*Problem to work on*
Print the records again, character for character.
** start Record excerpts **
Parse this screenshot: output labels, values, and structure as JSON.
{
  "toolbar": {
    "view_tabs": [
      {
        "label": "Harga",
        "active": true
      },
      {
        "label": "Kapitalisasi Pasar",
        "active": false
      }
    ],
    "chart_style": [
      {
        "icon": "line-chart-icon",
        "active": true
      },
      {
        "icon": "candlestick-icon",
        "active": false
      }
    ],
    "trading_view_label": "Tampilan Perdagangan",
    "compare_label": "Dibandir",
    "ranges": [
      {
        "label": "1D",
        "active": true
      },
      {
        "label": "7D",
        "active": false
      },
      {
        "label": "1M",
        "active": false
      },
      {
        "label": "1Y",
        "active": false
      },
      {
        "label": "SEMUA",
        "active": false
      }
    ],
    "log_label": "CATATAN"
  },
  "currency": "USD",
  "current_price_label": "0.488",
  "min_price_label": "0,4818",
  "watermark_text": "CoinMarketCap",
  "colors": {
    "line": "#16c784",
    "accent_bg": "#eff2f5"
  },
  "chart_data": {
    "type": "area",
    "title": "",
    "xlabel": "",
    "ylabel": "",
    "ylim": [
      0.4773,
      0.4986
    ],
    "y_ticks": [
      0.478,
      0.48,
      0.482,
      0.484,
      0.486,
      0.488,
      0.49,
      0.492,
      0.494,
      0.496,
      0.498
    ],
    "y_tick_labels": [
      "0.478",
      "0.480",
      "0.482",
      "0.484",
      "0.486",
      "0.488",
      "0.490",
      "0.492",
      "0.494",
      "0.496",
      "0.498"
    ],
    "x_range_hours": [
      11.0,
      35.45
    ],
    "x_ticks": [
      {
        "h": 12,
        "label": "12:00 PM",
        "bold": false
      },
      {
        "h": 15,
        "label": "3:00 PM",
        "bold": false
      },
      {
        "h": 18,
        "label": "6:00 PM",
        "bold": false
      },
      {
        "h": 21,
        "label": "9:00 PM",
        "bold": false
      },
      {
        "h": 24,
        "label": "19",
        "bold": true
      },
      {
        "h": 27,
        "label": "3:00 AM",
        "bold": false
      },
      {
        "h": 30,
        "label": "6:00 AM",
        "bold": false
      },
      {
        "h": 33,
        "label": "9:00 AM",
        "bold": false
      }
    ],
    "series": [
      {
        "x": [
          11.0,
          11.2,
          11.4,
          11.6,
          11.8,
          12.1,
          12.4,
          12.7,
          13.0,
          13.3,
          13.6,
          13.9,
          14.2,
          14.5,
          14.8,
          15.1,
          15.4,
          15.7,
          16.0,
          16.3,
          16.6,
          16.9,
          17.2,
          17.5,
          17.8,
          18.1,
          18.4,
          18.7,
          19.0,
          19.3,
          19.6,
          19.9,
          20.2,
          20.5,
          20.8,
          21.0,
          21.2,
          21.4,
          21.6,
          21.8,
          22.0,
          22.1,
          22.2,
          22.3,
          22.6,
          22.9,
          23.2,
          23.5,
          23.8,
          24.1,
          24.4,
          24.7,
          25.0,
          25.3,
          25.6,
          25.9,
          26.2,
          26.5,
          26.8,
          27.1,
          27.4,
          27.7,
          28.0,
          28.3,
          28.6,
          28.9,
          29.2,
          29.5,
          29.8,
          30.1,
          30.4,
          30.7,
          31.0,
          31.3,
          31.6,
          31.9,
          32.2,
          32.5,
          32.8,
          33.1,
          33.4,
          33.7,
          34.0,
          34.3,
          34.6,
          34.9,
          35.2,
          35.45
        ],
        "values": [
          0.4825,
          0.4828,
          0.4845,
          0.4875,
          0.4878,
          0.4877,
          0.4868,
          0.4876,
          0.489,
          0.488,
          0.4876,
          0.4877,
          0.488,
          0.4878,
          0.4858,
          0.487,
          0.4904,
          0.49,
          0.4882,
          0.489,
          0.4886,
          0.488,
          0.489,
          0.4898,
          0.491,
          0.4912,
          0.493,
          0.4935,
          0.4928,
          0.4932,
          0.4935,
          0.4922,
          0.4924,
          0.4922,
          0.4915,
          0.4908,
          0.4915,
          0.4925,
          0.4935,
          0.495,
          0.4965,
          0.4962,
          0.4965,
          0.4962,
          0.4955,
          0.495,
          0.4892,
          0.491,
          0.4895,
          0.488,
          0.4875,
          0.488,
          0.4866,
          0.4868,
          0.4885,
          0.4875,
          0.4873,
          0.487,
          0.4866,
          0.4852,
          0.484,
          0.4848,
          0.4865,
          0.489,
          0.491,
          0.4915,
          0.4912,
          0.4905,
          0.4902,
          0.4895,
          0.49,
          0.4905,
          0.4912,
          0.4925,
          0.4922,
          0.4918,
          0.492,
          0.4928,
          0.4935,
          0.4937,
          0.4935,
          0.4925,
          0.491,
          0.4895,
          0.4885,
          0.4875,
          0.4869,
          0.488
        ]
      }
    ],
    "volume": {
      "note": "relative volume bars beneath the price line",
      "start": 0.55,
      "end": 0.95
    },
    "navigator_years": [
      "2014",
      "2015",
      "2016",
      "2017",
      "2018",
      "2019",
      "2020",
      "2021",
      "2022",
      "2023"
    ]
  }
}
** end Record excerpts **
*Result for this task*
Parse this screenshot: output labels, values, and structure as JSON.
{
  "toolbar": {
    "view_tabs": [
      {
        "label": "Harga",
        "active": true
      },
      {
        "label": "Kapitalisasi Pasar",
        "active": false
      }
    ],
    "chart_style": [
      {
        "icon": "line-chart-icon",
        "active": true
      },
      {
        "icon": "candlestick-icon",
        "active": false
      }
    ],
    "trading_view_label": "Tampilan Perdagangan",
    "compare_label": "Dibandir",
    "ranges": [
      {
        "label": "1D",
        "active": true
      },
      {
        "label": "7D",
        "active": false
      },
      {
        "label": "1M",
        "active": false
      },
      {
        "label": "1Y",
        "active": false
      },
      {
        "label": "SEMUA",
        "active": false
      }
    ],
    "log_label": "CATATAN"
  },
  "currency": "USD",
  "current_price_label": "0.488",
  "min_price_label": "0,4818",
  "watermark_text": "CoinMarketCap",
  "colors": {
    "line": "#16c784",
    "accent_bg": "#eff2f5"
  },
  "chart_data": {
    "type": "area",
    "title": "",
    "xlabel": "",
    "ylabel": "",
    "ylim": [
      0.4773,
      0.4986
    ],
    "y_ticks": [
      0.478,
      0.48,
      0.482,
      0.484,
      0.486,
      0.488,
      0.49,
      0.492,
      0.494,
      0.496,
      0.498
    ],
    "y_tick_labels": [
      "0.478",
      "0.480",
      "0.482",
      "0.484",
      "0.486",
      "0.488",
      "0.490",
      "0.492",
      "0.494",
      "0.496",
      "0.498"
    ],
    "x_range_hours": [
      11.0,
      35.45
    ],
    "x_ticks": [
      {
        "h": 12,
        "label": "12:00 PM",
        "bold": false
      },
      {
        "h": 15,
        "label": "3:00 PM",
        "bold": false
      },
      {
        "h": 18,
        "label": "6:00 PM",
        "bold": false
      },
      {
        "h": 21,
        "label": "9:00 PM",
        "bold": false
      },
      {
        "h": 24,
        "label": "19",
        "bold": true
      },
      {
        "h": 27,
        "label": "3:00 AM",
        "bold": false
      },
      {
        "h": 30,
        "label": "6:00 AM",
        "bold": false
      },
      {
        "h": 33,
        "label": "9:00 AM",
        "bold": false
      }
    ],
    "series": [
      {
        "x": [
          11.0,
          11.2,
          11.4,
          11.6,
          11.8,
          12.1,
          12.4,
          12.7,
          13.0,
          13.3,
          13.6,
          13.9,
          14.2,
          14.5,
          14.8,
          15.1,
          15.4,
          15.7,
          16.0,
          16.3,
          16.6,
          16.9,
          17.2,
          17.5,
          17.8,
          18.1,
          18.4,
          18.7,
          19.0,
          19.3,
          19.6,
          19.9,
          20.2,
          20.5,
          20.8,
          21.0,
          21.2,
          21.4,
          21.6,
          21.8,
          22.0,
          22.1,
          22.2,
          22.3,
          22.6,
          22.9,
          23.2,
          23.5,
          23.8,
          24.1,
          24.4,
          24.7,
          25.0,
          25.3,
          25.6,
          25.9,
          26.2,
          26.5,
          26.8,
          27.1,
          27.4,
          27.7,
          28.0,
          28.3,
          28.6,
          28.9,
          29.2,
          29.5,
          29.8,
          30.1,
          30.4,
          30.7,
          31.0,
          31.3,
          31.6,
          31.9,
          32.2,
          32.5,
          32.8,
          33.1,
          33.4,
          33.7,
          34.0,
          34.3,
          34.6,
          34.9,
          35.2,
          35.45
        ],
        "values": [
          0.4825,
          0.4828,
          0.4845,
          0.4875,
          0.4878,
          0.4877,
          0.4868,
          0.4876,
          0.489,
          0.488,
          0.4876,
          0.4877,
          0.488,
          0.4878,
          0.4858,
          0.487,
          0.4904,
          0.49,
          0.4882,
          0.489,
          0.4886,
          0.488,
          0.489,
          0.4898,
          0.491,
          0.4912,
          0.493,
          0.4935,
          0.4928,
          0.4932,
          0.4935,
          0.4922,
          0.4924,
          0.4922,
          0.4915,
          0.4908,
          0.4915,
          0.4925,
          0.4935,
          0.495,
          0.4965,
          0.4962,
          0.4965,
          0.4962,
          0.4955,
          0.495,
          0.4892,
          0.491,
          0.4895,
          0.488,
          0.4875,
          0.488,
          0.4866,
          0.4868,
          0.4885,
          0.4875,
          0.4873,
          0.487,
          0.4866,
          0.4852,
          0.484,
          0.4848,
          0.4865,
          0.489,
          0.491,
          0.4915,
          0.4912,
          0.4905,
          0.4902,
          0.4895,
          0.49,
          0.4905,
          0.4912,
          0.4925,
          0.4922,
          0.4918,
          0.492,
          0.4928,
          0.4935,
          0.4937,
          0.4935,
          0.4925,
          0.491,
          0.4895,
          0.4885,
          0.4875,
          0.4869,
          0.488
        ]
      }
    ],
    "volume": {
      "note": "relative volume bars beneath the price line",
      "start": 0.55,
      "end": 0.95
    },
    "navigator_years": [
      "2014",
      "2015",
      "2016",
      "2017",
      "2018",
      "2019",
      "2020",
      "2021",
      "2022",
      "2023"
    ]
  }
}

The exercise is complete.